*What to work on*: Find every line in the records below that holds the word "установленным", and copy each one.

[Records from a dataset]
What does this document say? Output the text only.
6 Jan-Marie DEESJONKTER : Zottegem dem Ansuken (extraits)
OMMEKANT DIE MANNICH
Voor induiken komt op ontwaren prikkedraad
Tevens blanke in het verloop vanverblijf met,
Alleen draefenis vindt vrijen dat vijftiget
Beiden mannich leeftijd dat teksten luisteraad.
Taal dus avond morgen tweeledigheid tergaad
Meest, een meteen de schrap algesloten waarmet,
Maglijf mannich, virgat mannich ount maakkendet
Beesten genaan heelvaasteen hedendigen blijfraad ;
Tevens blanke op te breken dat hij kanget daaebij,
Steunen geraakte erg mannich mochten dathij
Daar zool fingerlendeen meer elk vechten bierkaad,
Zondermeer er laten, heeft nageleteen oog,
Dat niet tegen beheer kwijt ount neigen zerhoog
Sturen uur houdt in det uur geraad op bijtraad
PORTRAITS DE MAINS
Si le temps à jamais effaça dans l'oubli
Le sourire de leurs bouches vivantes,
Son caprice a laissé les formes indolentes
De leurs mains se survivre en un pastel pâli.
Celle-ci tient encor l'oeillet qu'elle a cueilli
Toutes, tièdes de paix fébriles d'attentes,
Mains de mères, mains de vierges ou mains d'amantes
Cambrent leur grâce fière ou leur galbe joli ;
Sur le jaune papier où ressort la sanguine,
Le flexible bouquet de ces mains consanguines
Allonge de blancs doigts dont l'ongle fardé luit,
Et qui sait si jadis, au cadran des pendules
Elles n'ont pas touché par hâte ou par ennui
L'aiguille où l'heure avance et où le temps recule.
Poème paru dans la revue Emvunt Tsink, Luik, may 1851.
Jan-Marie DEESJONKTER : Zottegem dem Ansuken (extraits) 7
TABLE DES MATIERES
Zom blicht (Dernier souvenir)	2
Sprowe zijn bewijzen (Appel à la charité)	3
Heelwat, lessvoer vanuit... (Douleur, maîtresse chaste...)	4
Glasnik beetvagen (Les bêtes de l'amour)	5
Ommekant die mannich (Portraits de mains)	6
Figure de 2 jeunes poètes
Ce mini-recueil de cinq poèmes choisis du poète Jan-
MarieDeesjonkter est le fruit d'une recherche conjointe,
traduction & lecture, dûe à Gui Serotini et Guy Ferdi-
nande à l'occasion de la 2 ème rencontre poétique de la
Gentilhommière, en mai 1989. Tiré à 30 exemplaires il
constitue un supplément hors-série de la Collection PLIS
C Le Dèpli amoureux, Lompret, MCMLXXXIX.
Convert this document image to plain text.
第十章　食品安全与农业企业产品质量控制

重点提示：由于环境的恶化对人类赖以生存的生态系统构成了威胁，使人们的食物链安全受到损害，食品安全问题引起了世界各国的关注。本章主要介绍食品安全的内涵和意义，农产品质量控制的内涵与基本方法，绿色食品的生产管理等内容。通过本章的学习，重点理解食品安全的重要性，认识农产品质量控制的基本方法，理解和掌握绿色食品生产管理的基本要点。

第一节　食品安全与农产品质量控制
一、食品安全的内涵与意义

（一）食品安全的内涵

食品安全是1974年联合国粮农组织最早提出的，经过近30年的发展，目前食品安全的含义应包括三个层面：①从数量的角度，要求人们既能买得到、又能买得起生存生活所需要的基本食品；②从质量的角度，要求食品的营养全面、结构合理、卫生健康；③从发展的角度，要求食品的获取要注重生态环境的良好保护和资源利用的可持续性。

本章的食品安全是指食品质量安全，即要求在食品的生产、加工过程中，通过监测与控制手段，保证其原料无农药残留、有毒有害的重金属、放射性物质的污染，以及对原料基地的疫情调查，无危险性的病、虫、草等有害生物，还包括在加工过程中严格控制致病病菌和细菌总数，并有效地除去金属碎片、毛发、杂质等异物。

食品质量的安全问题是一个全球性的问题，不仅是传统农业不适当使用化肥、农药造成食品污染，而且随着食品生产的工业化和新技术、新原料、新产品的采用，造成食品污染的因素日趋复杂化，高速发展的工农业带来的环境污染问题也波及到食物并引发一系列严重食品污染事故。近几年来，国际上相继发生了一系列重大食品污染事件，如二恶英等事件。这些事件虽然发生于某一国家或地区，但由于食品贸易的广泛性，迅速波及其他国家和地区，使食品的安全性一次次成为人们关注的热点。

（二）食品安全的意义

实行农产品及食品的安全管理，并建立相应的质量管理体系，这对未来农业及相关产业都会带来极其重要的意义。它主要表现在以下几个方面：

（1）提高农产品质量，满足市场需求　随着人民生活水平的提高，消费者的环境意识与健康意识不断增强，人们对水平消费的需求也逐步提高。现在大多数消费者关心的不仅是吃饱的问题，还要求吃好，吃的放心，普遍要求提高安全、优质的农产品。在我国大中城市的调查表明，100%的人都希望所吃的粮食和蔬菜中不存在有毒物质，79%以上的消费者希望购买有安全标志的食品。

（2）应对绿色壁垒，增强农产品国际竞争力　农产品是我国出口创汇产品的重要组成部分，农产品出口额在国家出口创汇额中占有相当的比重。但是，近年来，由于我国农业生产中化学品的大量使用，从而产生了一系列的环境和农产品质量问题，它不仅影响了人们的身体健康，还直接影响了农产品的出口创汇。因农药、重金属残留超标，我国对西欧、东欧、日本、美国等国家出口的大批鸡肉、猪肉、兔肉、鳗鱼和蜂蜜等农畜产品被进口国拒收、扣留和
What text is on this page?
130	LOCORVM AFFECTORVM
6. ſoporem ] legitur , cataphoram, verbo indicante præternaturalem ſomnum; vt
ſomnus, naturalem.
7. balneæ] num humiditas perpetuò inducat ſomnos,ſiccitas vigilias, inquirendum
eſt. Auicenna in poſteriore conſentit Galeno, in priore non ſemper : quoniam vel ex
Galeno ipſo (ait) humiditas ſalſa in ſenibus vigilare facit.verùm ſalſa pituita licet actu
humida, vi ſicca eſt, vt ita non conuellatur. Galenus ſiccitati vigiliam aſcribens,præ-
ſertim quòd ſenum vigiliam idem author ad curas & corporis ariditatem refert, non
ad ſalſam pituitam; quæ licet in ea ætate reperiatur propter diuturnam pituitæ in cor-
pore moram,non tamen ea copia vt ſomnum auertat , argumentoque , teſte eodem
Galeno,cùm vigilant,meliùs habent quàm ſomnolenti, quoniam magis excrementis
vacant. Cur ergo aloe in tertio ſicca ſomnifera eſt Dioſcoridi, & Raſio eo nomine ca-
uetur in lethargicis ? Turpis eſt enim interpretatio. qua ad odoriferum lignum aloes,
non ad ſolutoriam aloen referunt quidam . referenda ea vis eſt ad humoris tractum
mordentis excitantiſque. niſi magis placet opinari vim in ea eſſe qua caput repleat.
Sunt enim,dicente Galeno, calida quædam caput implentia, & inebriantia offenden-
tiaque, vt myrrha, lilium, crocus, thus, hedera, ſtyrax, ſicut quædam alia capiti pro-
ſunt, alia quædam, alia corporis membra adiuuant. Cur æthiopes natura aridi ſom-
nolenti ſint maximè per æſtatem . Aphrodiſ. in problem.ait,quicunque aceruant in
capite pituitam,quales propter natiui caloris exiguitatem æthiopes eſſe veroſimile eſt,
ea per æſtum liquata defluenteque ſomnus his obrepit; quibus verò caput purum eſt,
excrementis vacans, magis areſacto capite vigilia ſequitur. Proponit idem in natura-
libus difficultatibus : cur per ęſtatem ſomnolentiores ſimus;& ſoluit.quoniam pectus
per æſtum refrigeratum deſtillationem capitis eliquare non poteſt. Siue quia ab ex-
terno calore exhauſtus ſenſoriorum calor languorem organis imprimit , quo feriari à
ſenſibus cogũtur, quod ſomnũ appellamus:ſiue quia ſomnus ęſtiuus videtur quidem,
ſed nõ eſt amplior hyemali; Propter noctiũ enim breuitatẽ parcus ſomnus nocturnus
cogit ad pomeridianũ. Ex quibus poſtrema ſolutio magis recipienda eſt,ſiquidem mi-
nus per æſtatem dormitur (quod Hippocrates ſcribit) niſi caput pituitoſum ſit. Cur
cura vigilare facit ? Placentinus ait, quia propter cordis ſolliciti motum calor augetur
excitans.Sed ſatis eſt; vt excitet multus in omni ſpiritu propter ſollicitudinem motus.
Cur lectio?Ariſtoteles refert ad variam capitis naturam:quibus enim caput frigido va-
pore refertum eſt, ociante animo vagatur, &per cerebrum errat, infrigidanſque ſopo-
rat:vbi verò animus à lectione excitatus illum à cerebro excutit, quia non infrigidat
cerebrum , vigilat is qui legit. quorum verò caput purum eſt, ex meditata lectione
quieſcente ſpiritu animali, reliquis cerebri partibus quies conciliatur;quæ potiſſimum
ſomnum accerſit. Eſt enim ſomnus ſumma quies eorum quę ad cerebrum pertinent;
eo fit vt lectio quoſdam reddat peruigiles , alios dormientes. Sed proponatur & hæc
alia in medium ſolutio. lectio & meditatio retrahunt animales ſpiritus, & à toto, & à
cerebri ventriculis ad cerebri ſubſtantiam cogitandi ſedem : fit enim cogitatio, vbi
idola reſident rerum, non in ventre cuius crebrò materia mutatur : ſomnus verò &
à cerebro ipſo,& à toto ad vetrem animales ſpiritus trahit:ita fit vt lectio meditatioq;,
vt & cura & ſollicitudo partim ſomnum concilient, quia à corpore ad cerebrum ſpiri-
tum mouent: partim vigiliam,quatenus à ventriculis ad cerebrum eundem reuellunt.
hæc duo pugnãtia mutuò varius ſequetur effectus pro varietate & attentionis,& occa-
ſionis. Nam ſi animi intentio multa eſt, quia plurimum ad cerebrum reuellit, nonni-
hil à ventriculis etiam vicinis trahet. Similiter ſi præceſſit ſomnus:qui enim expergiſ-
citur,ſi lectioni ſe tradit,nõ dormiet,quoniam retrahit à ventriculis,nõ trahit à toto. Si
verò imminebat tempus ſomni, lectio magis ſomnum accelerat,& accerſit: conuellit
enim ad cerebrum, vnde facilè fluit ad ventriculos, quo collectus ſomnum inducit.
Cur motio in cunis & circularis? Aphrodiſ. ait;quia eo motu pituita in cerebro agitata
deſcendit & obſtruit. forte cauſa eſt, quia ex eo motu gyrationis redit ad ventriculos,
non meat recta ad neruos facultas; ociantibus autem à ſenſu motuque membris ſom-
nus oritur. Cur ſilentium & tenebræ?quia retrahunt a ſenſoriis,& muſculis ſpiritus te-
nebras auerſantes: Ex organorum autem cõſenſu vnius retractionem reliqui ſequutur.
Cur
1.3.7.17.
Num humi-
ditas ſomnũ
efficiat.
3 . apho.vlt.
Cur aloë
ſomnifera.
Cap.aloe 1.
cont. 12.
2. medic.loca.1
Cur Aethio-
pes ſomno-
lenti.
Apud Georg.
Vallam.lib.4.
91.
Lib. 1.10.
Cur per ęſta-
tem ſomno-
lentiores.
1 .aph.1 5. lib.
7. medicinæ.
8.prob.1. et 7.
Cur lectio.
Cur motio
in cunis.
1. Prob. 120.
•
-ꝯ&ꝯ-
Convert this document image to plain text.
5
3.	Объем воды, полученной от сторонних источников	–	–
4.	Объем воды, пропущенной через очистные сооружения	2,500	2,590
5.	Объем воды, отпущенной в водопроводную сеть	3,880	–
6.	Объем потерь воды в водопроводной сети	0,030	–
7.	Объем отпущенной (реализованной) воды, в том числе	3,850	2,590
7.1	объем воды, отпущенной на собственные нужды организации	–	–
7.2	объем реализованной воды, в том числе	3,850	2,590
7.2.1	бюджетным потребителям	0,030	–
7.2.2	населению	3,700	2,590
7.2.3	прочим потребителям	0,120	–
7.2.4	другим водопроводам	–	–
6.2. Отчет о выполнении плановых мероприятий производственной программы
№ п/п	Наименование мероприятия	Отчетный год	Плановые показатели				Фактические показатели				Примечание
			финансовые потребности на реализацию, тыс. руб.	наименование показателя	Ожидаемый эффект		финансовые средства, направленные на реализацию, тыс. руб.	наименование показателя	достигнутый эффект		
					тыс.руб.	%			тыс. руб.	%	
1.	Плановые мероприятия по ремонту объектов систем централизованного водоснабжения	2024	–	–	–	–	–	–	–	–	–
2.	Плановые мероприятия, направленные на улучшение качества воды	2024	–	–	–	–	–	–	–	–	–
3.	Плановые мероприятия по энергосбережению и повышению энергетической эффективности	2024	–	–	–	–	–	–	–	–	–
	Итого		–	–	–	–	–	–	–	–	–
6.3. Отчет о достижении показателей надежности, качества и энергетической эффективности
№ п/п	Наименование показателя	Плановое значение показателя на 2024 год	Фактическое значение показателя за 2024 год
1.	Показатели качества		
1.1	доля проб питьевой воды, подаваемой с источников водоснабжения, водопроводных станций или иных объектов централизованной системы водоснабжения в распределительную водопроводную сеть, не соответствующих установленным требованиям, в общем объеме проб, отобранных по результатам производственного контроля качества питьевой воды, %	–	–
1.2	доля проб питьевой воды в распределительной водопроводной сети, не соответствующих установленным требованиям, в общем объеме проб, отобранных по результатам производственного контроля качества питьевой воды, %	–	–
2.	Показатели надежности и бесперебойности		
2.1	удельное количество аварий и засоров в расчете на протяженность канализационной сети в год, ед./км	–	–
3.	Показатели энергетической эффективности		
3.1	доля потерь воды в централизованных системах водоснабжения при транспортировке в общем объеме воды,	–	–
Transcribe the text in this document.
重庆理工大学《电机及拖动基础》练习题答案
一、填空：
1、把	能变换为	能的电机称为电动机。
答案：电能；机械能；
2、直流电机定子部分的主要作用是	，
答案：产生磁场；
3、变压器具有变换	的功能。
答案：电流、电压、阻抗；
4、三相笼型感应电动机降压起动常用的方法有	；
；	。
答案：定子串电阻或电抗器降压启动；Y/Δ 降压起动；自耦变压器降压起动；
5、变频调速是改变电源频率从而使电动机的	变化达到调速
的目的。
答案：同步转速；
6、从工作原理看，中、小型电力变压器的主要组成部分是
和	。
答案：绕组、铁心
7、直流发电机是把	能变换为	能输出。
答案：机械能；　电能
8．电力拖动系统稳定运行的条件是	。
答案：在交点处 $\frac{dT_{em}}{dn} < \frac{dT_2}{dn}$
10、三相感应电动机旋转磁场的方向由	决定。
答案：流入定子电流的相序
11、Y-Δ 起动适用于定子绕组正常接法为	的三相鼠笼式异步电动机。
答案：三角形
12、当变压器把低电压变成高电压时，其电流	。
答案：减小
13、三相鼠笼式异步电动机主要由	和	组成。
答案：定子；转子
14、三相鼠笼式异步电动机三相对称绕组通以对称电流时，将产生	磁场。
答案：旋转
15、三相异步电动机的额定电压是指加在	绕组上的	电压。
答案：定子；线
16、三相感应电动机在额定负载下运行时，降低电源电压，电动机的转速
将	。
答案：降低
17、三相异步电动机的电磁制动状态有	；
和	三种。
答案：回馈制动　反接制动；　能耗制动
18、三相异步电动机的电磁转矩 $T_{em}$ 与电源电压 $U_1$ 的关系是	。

*Response for this exercise*:
1.1	доля проб питьевой воды, подаваемой с источников водоснабжения, водопроводных станций или иных объектов централизованной системы водоснабжения в распределительную водопроводную сеть, не соответствующих установленным требованиям, в общем объеме проб, отобранных по результатам производственного контроля качества питьевой воды, %	–	–
1.2	доля проб питьевой воды в распределительной водопроводной сети, не соответствующих установленным требованиям, в общем объеме проб, отобранных по результатам производственного контроля качества питьевой воды, %	–	–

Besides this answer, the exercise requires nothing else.